**WRITTEN PROBLEM**
Write out the listing below in full and exactly, leaving out every picture.

**STORED RECORDS**

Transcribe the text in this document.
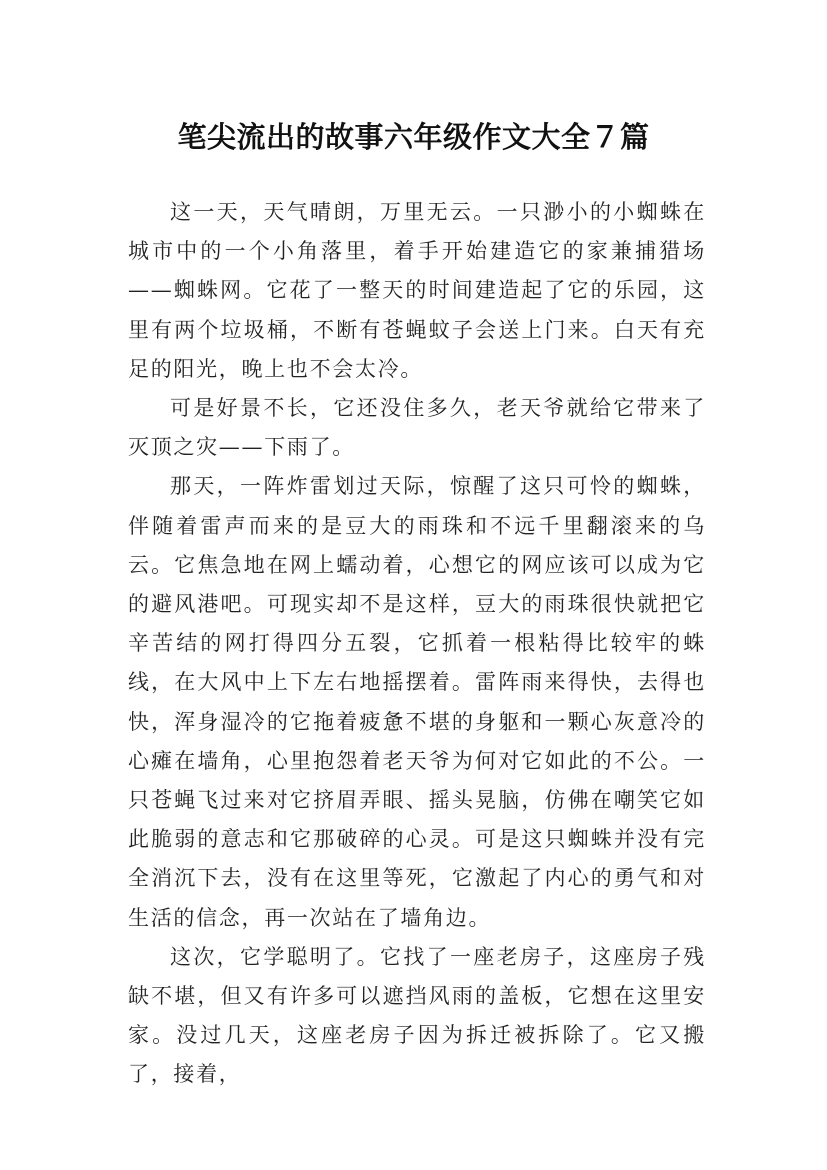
笔尖流出的故事六年级作文大全７篇

这一天，天气晴朗，万里无云。一只渺小的小蜘蛛在城市中的一个小角落里，着手开始建造它的家兼捕猎场——蜘蛛网。它花了一整天的时间建造起了它的乐园，这里有两个垃圾桶，不断有苍蝇蚊子会送上门来。白天有充足的阳光，晚上也不会太冷。

可是好景不长，它还没住多久，老天爷就给它带来了灭顶之灾——下雨了。

那天，一阵炸雷划过天际，惊醒了这只可怜的蜘蛛，伴随着雷声而来的是豆大的雨珠和不远千里翻滚来的乌云。它焦急地在网上蠕动着，心想它的网应该可以成为它的避风港吧。可现实却不是这样，豆大的雨珠很快就把它辛苦结的网打得四分五裂，它抓着一根粘得比较牢的蛛线，在大风中上下左右地摇摆着。雷阵雨来得快，去得也快，浑身湿冷的它拖着疲惫不堪的身躯和一颗心灰意冷的心瘫在墙角，心里抱怨着老天爷为何对它如此的不公。一只苍蝇飞过来对它挤眉弄眼、摇头晃脑，仿佛在嘲笑它如此脆弱的意志和它那破碎的心灵。可是这只蜘蛛并没有完全消沉下去，没有在这里等死，它激起了内心的勇气和对生活的信念，再一次站在了墙角边。

这次，它学聪明了。它找了一座老房子，这座房子残缺不堪，但又有许多可以遮挡风雨的盖板，它想在这里安家。没过几天，这座老房子因为拆迁被拆除了。它又搬了，接着，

**ANSWER TO THE EXERCISE**
Transcribe the text in this document.
笔尖流出的故事六年级作文大全７篇

这一天，天气晴朗，万里无云。一只渺小的小蜘蛛在城市中的一个小角落里，着手开始建造它的家兼捕猎场——蜘蛛网。它花了一整天的时间建造起了它的乐园，这里有两个垃圾桶，不断有苍蝇蚊子会送上门来。白天有充足的阳光，晚上也不会太冷。

可是好景不长，它还没住多久，老天爷就给它带来了灭顶之灾——下雨了。

那天，一阵炸雷划过天际，惊醒了这只可怜的蜘蛛，伴随着雷声而来的是豆大的雨珠和不远千里翻滚来的乌云。它焦急地在网上蠕动着，心想它的网应该可以成为它的避风港吧。可现实却不是这样，豆大的雨珠很快就把它辛苦结的网打得四分五裂，它抓着一根粘得比较牢的蛛线，在大风中上下左右地摇摆着。雷阵雨来得快，去得也快，浑身湿冷的它拖着疲惫不堪的身躯和一颗心灰意冷的心瘫在墙角，心里抱怨着老天爷为何对它如此的不公。一只苍蝇飞过来对它挤眉弄眼、摇头晃脑，仿佛在嘲笑它如此脆弱的意志和它那破碎的心灵。可是这只蜘蛛并没有完全消沉下去，没有在这里等死，它激起了内心的勇气和对生活的信念，再一次站在了墙角边。

这次，它学聪明了。它找了一座老房子，这座房子残缺不堪，但又有许多可以遮挡风雨的盖板，它想在这里安家。没过几天，这座老房子因为拆迁被拆除了。它又搬了，接着，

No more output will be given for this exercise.